Begin

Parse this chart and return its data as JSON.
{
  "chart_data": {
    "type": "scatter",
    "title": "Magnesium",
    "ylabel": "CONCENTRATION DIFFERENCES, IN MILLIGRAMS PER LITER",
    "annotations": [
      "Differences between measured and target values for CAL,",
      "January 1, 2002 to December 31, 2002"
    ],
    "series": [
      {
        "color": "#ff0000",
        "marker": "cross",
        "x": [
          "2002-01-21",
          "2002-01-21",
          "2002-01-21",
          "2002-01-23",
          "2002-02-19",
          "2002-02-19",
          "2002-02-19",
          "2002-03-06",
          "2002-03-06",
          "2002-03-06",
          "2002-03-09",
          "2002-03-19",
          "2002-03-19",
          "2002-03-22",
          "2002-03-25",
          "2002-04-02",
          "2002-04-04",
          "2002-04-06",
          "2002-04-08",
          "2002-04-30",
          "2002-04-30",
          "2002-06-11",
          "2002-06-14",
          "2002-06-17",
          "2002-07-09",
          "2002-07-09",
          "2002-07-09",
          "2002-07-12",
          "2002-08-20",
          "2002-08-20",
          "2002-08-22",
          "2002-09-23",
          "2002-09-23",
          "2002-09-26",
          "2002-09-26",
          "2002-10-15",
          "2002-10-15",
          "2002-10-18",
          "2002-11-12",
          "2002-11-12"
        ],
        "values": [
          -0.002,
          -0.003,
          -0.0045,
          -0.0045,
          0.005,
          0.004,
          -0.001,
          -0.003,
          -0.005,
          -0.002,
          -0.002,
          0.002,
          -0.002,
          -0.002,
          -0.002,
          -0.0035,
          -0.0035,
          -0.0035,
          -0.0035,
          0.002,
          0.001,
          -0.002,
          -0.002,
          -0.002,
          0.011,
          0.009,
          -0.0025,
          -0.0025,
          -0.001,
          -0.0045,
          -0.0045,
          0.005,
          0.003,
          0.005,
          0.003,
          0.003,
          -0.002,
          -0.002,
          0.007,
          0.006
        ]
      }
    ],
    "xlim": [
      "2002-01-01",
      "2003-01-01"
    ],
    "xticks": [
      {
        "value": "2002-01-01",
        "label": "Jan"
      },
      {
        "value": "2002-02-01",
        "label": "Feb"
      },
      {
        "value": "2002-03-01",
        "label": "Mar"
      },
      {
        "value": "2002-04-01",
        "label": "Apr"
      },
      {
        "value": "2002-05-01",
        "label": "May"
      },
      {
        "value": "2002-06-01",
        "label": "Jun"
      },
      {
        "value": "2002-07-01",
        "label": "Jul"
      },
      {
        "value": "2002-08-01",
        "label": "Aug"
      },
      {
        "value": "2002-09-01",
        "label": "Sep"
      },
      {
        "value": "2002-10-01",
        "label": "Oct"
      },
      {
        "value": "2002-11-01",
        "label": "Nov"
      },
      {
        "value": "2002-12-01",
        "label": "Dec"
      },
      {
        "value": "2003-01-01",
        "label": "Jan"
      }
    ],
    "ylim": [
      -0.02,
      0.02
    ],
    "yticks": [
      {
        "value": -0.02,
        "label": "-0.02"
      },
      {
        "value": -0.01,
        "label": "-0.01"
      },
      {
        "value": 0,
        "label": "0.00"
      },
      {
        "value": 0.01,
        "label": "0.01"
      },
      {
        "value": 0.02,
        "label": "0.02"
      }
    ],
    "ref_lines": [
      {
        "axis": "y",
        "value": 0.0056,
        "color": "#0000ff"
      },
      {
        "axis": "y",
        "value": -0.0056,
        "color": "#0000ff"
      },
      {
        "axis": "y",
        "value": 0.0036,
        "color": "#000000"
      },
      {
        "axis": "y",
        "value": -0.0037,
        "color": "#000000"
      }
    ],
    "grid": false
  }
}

End

### EXERCISE INSTRUCTIONS
What is the number of lines in the listing that contain the string "values"? Reply with that number alone.

### THE RESULT
2